Working data:
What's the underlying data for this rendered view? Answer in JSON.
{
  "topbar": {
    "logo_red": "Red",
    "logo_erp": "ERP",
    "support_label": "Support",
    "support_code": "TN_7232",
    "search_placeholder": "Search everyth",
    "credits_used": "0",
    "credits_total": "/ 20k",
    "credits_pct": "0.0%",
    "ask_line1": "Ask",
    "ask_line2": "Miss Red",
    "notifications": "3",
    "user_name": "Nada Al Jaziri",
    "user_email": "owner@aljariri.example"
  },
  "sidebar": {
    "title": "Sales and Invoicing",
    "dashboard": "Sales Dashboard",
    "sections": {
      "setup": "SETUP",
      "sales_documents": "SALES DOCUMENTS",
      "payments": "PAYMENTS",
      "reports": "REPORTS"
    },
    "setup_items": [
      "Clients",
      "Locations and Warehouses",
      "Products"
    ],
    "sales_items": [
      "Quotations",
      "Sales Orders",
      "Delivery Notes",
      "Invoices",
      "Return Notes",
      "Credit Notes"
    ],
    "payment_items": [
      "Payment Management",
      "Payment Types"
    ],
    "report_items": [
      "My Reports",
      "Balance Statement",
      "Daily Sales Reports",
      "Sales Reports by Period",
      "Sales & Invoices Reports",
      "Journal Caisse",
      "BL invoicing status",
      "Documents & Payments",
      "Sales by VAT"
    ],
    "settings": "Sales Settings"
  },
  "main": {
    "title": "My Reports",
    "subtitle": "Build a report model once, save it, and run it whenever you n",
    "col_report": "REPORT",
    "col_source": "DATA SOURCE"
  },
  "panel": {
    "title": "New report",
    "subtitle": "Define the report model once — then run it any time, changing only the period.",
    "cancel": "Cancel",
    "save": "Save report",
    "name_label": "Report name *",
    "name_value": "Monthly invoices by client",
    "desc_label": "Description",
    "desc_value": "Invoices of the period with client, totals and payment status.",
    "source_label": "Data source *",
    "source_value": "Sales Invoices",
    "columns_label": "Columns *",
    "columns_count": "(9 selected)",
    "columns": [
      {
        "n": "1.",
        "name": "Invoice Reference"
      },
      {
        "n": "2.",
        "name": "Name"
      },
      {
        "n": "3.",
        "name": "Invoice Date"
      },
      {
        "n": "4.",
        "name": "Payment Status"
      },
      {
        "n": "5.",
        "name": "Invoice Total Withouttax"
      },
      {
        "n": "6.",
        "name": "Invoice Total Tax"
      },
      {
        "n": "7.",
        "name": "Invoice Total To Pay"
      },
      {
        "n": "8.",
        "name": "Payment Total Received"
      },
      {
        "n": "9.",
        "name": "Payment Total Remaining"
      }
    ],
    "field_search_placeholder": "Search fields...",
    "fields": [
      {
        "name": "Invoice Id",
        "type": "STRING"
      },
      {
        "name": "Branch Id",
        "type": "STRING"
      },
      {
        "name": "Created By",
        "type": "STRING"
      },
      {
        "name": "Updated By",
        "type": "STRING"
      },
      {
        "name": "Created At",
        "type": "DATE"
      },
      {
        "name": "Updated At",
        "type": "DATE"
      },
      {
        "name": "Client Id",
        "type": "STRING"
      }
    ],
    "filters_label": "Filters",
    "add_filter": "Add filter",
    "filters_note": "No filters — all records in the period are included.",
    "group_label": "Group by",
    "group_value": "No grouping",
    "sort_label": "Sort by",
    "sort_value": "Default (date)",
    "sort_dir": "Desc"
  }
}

What the task requires:
Every line above needs to be retyped exactly.

Solution to the problem:
What's the underlying data for this rendered view? Answer in JSON.
{
  "topbar": {
    "logo_red": "Red",
    "logo_erp": "ERP",
    "support_label": "Support",
    "support_code": "TN_7232",
    "search_placeholder": "Search everyth",
    "credits_used": "0",
    "credits_total": "/ 20k",
    "credits_pct": "0.0%",
    "ask_line1": "Ask",
    "ask_line2": "Miss Red",
    "notifications": "3",
    "user_name": "Nada Al Jaziri",
    "user_email": "owner@aljariri.example"
  },
  "sidebar": {
    "title": "Sales and Invoicing",
    "dashboard": "Sales Dashboard",
    "sections": {
      "setup": "SETUP",
      "sales_documents": "SALES DOCUMENTS",
      "payments": "PAYMENTS",
      "reports": "REPORTS"
    },
    "setup_items": [
      "Clients",
      "Locations and Warehouses",
      "Products"
    ],
    "sales_items": [
      "Quotations",
      "Sales Orders",
      "Delivery Notes",
      "Invoices",
      "Return Notes",
      "Credit Notes"
    ],
    "payment_items": [
      "Payment Management",
      "Payment Types"
    ],
    "report_items": [
      "My Reports",
      "Balance Statement",
      "Daily Sales Reports",
      "Sales Reports by Period",
      "Sales & Invoices Reports",
      "Journal Caisse",
      "BL invoicing status",
      "Documents & Payments",
      "Sales by VAT"
    ],
    "settings": "Sales Settings"
  },
  "main": {
    "title": "My Reports",
    "subtitle": "Build a report model once, save it, and run it whenever you n",
    "col_report": "REPORT",
    "col_source": "DATA SOURCE"
  },
  "panel": {
    "title": "New report",
    "subtitle": "Define the report model once — then run it any time, changing only the period.",
    "cancel": "Cancel",
    "save": "Save report",
    "name_label": "Report name *",
    "name_value": "Monthly invoices by client",
    "desc_label": "Description",
    "desc_value": "Invoices of the period with client, totals and payment status.",
    "source_label": "Data source *",
    "source_value": "Sales Invoices",
    "columns_label": "Columns *",
    "columns_count": "(9 selected)",
    "columns": [
      {
        "n": "1.",
        "name": "Invoice Reference"
      },
      {
        "n": "2.",
        "name": "Name"
      },
      {
        "n": "3.",
        "name": "Invoice Date"
      },
      {
        "n": "4.",
        "name": "Payment Status"
      },
      {
        "n": "5.",
        "name": "Invoice Total Withouttax"
      },
      {
        "n": "6.",
        "name": "Invoice Total Tax"
      },
      {
        "n": "7.",
        "name": "Invoice Total To Pay"
      },
      {
        "n": "8.",
        "name": "Payment Total Received"
      },
      {
        "n": "9.",
        "name": "Payment Total Remaining"
      }
    ],
    "field_search_placeholder": "Search fields...",
    "fields": [
      {
        "name": "Invoice Id",
        "type": "STRING"
      },
      {
        "name": "Branch Id",
        "type": "STRING"
      },
      {
        "name": "Created By",
        "type": "STRING"
      },
      {
        "name": "Updated By",
        "type": "STRING"
      },
      {
        "name": "Created At",
        "type": "DATE"
      },
      {
        "name": "Updated At",
        "type": "DATE"
      },
      {
        "name": "Client Id",
        "type": "STRING"
      }
    ],
    "filters_label": "Filters",
    "add_filter": "Add filter",
    "filters_note": "No filters — all records in the period are included.",
    "group_label": "Group by",
    "group_value": "No grouping",
    "sort_label": "Sort by",
    "sort_value": "Default (date)",
    "sort_dir": "Desc"
  }
}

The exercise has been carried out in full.